=== Working data ===

==================================================

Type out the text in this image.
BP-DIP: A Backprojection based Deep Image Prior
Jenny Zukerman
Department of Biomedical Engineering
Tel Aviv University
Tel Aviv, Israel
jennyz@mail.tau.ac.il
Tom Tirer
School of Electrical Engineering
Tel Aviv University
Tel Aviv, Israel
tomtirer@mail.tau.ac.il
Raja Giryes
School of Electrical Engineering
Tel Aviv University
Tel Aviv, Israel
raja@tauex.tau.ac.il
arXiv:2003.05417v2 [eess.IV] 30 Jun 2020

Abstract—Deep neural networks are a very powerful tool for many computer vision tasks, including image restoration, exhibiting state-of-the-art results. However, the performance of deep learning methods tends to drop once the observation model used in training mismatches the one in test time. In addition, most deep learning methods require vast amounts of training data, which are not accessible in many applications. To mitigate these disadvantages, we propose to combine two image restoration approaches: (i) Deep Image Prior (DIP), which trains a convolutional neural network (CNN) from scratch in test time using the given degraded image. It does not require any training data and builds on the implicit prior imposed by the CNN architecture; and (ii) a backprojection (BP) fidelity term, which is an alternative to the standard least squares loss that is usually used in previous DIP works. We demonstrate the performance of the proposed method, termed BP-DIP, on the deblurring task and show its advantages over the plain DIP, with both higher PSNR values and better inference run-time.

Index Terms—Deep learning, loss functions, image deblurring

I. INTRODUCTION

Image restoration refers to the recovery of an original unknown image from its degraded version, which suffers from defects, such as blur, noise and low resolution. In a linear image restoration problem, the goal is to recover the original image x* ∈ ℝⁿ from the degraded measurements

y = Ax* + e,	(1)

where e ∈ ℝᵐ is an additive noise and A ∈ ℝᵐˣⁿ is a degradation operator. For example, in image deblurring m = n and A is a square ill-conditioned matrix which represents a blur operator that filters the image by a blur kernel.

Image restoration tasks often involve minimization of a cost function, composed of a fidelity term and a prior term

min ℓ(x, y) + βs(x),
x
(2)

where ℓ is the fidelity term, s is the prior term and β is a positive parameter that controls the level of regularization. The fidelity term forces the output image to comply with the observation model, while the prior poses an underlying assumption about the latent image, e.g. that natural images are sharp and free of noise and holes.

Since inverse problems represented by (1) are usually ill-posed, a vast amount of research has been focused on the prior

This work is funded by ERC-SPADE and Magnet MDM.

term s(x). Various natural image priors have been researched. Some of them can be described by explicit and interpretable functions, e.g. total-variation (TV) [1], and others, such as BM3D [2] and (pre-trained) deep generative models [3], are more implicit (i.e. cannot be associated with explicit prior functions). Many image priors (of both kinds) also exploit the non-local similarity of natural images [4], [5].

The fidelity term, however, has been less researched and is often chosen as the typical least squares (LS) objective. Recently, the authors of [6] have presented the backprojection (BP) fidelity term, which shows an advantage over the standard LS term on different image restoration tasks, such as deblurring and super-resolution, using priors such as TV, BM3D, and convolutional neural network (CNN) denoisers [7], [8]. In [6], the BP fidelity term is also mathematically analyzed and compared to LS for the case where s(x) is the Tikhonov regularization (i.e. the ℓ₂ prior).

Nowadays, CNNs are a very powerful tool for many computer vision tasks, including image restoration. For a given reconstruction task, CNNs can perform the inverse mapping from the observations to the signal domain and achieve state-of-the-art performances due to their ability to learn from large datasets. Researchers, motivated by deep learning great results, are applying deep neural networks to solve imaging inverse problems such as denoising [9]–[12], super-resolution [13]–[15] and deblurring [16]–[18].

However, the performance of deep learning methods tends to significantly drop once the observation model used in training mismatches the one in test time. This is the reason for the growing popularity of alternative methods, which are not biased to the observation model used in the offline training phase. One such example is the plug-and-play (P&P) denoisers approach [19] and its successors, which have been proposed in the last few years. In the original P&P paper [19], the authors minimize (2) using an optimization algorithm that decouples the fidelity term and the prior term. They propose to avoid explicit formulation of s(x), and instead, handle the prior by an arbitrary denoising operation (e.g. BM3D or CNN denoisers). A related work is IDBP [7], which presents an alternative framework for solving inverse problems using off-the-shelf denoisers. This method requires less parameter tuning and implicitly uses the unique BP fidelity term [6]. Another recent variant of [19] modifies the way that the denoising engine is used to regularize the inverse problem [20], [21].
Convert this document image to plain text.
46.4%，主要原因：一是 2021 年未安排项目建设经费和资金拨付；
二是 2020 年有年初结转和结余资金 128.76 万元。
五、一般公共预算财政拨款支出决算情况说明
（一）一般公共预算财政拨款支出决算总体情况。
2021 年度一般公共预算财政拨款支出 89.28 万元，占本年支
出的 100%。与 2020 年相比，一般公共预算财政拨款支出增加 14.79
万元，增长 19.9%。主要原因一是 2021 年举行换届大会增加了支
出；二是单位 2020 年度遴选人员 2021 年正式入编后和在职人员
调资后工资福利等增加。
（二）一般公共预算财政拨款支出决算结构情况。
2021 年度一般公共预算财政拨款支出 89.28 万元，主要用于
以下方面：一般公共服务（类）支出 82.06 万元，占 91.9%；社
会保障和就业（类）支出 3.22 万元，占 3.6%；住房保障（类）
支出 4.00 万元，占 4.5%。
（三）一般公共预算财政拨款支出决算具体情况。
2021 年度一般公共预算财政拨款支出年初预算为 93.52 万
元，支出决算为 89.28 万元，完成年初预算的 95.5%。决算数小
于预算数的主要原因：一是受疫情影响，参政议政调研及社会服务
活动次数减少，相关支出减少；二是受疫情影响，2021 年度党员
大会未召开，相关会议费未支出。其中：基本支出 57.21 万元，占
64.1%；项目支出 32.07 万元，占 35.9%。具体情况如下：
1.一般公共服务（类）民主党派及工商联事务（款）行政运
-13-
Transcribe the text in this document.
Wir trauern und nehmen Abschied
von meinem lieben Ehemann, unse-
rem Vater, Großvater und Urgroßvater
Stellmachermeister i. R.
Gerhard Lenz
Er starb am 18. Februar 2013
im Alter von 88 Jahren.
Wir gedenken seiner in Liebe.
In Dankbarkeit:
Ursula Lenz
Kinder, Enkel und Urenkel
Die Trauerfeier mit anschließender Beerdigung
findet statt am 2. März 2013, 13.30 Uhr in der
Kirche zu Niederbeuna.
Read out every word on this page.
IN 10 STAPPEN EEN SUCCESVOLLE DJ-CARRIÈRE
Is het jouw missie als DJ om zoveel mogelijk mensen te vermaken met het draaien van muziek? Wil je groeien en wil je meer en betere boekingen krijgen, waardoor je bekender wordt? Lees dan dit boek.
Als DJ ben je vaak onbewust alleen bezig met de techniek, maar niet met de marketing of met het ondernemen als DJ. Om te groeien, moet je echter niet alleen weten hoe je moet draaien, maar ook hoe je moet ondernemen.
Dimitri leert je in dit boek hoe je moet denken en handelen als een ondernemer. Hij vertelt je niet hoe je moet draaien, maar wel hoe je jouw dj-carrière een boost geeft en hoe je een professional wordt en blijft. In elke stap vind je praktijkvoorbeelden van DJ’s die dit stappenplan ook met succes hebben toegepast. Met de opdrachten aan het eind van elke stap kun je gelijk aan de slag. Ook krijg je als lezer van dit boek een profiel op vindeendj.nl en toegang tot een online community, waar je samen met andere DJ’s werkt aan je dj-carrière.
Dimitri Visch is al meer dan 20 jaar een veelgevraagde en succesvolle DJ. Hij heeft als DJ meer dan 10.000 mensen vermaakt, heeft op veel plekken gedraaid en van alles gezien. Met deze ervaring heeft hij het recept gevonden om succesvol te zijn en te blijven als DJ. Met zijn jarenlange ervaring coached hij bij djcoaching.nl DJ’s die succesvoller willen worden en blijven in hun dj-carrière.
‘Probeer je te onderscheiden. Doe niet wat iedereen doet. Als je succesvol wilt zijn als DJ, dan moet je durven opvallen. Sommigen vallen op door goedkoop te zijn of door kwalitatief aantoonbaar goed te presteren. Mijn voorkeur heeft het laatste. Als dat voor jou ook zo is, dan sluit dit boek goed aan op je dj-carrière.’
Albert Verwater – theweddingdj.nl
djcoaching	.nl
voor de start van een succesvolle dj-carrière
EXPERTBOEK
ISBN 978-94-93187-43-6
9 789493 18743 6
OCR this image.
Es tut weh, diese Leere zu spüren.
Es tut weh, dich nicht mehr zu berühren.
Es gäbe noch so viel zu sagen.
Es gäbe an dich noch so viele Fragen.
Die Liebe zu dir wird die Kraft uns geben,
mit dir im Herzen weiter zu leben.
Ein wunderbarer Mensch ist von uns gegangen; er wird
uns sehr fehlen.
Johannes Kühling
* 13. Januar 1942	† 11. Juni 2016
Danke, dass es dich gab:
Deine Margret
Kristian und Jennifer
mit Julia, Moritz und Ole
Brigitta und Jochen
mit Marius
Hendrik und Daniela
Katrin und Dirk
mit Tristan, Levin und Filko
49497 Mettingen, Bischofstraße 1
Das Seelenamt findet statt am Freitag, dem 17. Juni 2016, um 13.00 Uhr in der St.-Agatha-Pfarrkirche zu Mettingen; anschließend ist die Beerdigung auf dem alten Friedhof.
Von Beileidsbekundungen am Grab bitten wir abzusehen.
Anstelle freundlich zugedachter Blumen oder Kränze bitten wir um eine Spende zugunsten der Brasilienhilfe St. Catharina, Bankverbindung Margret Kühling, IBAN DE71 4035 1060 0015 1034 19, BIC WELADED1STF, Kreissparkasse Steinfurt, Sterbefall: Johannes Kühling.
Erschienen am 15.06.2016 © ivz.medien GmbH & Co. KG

==================================================

=== To be done ===
Return a copy of every line that includes the word "mensen".

=== Written answer ===
Is het jouw missie als DJ om zoveel mogelijk mensen te vermaken met het draaien van muziek? Wil je groeien en wil je meer en betere boekingen krijgen, waardoor je bekender wordt? Lees dan dit boek.
Dimitri Visch is al meer dan 20 jaar een veelgevraagde en succesvolle DJ. Hij heeft als DJ meer dan 10.000 mensen vermaakt, heeft op veel plekken gedraaid en van alles gezien. Met deze ervaring heeft hij het recept gevonden om succesvol te zijn en te blijven als DJ. Met zijn jarenlange ervaring coached hij bij djcoaching.nl DJ’s die succesvoller willen worden en blijven in hun dj-carrière.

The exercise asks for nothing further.